Start of Passage given

Demanding that a newspaper print the truth

This action was brought against the daily New York newspaper Newsday to compel them to print all the relevant facts concerning an alleged political scandal, rather than merely those facts chosen by its editorial staff. The action was not a conventional libel or defamation claim and it did not seek money damages. It was an equity action asking the Court to:

“Direct Newsday, Inc. the parent corporation of the New York daily newspaper, Newsday, to immediately publish a full fair and complete statement of the nature of Yannacone’s relationship with the Brookhaven Town Council on the Arts, the Recording Industry Music Performance Trust Funds, the Associated Musicians of Greater New York (Local 802 of the American Federation of Musicians of the United States and Canada), and the Town of Brookhaven according the full and complete public disclosure made by the Yannacone under oath on April 25 and May 2, 1968 utilizing the same type style and size and substantially the same format as that utilized in publishing the defamatory material contained in the May 6, 1968 issue of Newsday.”

At stake was the future of the Brookhaven Town Council on the Arts, the first municipal arts council and United States, and the Brookhaven Town Symphony Orchestra, the first wholly municipal Symphony Orchestra in the United States. This was also the first effort by the Music Performance Trust Funds of the Recording Industry to bring free concerts to rural ad suburban areas outside the New York City limits.

End of Passage given

## Stated task 1
Set down, word for word, the part of the Newsday text above that runs between "At stake was" and "York City limits.", inclusive.
The Newsday text and the records have no connection to each other.

Start of Extracted entries

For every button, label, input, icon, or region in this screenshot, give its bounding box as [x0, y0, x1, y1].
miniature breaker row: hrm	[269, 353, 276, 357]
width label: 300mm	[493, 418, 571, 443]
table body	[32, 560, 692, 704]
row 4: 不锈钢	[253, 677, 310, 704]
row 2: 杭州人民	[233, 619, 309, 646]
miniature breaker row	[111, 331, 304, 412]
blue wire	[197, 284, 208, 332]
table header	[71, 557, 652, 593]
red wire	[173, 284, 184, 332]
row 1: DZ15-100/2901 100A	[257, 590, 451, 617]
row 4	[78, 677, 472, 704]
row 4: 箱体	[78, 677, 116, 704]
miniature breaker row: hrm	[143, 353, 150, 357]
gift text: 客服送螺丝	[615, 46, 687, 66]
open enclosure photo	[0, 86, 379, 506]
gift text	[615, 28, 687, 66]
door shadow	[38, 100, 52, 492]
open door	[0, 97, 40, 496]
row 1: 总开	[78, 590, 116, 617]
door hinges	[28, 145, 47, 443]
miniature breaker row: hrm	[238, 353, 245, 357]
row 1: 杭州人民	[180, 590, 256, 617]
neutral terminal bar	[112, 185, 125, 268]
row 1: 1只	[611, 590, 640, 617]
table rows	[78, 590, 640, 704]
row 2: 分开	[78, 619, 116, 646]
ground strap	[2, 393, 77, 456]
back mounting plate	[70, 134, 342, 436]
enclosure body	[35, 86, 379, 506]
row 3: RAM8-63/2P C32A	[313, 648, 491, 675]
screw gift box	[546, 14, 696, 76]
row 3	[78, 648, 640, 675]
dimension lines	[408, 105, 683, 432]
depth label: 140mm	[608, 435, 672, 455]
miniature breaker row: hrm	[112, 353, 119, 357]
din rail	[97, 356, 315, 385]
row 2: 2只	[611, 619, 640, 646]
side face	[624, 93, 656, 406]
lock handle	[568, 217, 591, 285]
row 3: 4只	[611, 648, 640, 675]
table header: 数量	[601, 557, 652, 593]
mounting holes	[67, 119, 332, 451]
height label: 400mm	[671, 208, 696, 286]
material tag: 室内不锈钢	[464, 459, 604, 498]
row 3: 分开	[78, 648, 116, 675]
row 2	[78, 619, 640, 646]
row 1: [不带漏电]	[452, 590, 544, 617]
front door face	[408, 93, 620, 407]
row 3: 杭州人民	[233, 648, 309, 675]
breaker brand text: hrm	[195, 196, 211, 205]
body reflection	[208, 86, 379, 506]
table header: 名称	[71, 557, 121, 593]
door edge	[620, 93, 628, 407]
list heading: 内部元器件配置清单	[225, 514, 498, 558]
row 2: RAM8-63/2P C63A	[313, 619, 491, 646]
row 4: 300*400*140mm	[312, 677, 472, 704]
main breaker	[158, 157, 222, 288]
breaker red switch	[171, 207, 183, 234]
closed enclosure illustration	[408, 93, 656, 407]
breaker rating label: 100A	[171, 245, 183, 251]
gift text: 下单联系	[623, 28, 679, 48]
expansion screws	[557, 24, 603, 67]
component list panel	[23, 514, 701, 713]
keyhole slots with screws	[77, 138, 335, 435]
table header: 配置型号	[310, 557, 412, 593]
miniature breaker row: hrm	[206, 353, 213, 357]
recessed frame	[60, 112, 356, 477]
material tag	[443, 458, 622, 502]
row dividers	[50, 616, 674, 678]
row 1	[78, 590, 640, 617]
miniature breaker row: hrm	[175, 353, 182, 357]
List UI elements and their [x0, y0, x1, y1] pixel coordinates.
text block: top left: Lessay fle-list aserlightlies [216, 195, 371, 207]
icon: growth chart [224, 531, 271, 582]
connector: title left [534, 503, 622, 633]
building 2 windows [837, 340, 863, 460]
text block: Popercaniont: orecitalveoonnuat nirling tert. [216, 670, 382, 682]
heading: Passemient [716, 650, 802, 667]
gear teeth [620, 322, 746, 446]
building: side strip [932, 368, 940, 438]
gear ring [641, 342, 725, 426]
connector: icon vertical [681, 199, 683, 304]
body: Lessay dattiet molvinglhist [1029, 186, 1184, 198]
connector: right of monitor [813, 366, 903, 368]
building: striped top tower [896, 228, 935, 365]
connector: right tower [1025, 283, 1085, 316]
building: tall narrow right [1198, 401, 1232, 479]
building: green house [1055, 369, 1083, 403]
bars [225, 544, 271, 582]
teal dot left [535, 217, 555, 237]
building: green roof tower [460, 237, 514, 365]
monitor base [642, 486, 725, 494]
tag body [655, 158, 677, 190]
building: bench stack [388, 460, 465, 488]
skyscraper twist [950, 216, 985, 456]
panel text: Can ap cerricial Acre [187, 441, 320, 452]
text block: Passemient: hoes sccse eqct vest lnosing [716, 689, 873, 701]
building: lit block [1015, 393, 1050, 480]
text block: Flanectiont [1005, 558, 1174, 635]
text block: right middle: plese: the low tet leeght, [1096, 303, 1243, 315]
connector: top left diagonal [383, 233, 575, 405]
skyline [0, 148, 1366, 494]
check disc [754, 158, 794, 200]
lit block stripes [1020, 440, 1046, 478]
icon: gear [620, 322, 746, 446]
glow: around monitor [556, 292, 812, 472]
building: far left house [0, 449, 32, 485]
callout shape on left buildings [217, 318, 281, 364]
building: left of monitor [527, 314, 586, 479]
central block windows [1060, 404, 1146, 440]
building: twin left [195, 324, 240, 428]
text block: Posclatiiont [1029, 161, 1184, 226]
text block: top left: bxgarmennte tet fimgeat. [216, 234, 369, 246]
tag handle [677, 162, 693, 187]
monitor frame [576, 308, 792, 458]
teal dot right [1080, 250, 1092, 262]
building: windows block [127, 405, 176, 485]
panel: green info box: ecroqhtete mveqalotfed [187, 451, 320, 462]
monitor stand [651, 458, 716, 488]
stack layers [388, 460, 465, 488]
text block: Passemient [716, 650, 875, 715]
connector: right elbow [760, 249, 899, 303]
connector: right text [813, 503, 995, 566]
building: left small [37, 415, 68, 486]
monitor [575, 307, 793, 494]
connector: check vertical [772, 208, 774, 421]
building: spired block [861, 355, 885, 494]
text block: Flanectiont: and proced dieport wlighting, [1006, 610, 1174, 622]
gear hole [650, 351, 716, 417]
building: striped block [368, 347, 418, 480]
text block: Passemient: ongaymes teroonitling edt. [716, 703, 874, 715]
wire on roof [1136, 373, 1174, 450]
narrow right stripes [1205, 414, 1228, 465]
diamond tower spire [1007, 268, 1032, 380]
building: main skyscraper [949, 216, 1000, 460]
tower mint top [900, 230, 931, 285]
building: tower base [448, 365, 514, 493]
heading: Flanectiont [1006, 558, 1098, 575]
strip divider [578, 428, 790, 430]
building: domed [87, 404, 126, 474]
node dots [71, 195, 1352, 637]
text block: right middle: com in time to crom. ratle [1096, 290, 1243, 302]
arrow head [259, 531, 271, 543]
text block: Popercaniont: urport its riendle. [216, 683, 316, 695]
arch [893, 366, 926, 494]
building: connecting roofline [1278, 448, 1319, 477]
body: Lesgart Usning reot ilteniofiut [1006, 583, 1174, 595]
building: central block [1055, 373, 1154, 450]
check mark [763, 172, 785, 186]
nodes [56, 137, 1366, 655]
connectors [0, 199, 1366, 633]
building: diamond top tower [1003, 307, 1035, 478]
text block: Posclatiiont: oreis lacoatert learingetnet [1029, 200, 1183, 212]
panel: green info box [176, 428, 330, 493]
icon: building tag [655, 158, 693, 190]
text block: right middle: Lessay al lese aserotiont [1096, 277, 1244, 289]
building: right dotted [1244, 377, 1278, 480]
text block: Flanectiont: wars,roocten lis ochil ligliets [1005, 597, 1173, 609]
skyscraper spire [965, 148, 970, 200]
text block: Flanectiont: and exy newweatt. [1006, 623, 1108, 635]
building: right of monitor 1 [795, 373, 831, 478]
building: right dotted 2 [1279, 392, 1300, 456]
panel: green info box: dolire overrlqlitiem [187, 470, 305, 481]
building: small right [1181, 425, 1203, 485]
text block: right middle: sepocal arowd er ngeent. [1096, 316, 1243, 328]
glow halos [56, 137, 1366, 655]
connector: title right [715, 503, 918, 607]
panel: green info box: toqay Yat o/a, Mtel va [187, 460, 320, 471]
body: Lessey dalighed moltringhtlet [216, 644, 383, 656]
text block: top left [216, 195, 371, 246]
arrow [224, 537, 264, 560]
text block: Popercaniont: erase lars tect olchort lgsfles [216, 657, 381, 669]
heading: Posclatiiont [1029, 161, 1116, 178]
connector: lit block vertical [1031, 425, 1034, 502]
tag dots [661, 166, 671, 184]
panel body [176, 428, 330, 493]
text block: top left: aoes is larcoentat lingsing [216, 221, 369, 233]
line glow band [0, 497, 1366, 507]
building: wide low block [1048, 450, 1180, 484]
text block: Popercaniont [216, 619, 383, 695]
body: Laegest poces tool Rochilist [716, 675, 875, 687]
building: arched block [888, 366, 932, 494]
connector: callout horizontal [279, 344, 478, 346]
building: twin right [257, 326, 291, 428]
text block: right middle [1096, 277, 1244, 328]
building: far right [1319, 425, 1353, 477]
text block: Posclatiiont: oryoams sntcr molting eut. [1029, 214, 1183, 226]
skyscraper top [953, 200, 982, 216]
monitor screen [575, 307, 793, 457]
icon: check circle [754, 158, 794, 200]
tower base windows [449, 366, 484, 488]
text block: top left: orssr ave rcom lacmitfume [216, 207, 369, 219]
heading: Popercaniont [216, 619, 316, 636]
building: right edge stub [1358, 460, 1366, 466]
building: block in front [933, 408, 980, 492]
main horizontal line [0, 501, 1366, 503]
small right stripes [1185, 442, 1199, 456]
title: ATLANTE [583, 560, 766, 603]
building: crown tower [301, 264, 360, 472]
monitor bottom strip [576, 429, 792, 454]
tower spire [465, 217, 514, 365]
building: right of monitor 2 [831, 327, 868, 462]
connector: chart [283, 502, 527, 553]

End of Extracted entries

## Stated task 2
Extract the lines of the records word for word, from their first line through the line holding "677, 116, 704]", inclusive.

## Complete response 1
At stake was the future of the Brookhaven Town Council on the Arts, the first municipal arts council and United States, and the Brookhaven Town Symphony Orchestra, the first wholly municipal Symphony Orchestra in the United States. This was also the first effort by the Music Performance Trust Funds of the Recording Industry to bring free concerts to rural ad suburban areas outside the New York City limits.

## Complete response 2
For every button, label, input, icon, or region in this screenshot, give its bounding box as [x0, y0, x1, y1].
miniature breaker row: hrm	[269, 353, 276, 357]
width label: 300mm	[493, 418, 571, 443]
table body	[32, 560, 692, 704]
row 4: 不锈钢	[253, 677, 310, 704]
row 2: 杭州人民	[233, 619, 309, 646]
miniature breaker row	[111, 331, 304, 412]
blue wire	[197, 284, 208, 332]
table header	[71, 557, 652, 593]
red wire	[173, 284, 184, 332]
row 1: DZ15-100/2901 100A	[257, 590, 451, 617]
row 4	[78, 677, 472, 704]
row 4: 箱体	[78, 677, 116, 704]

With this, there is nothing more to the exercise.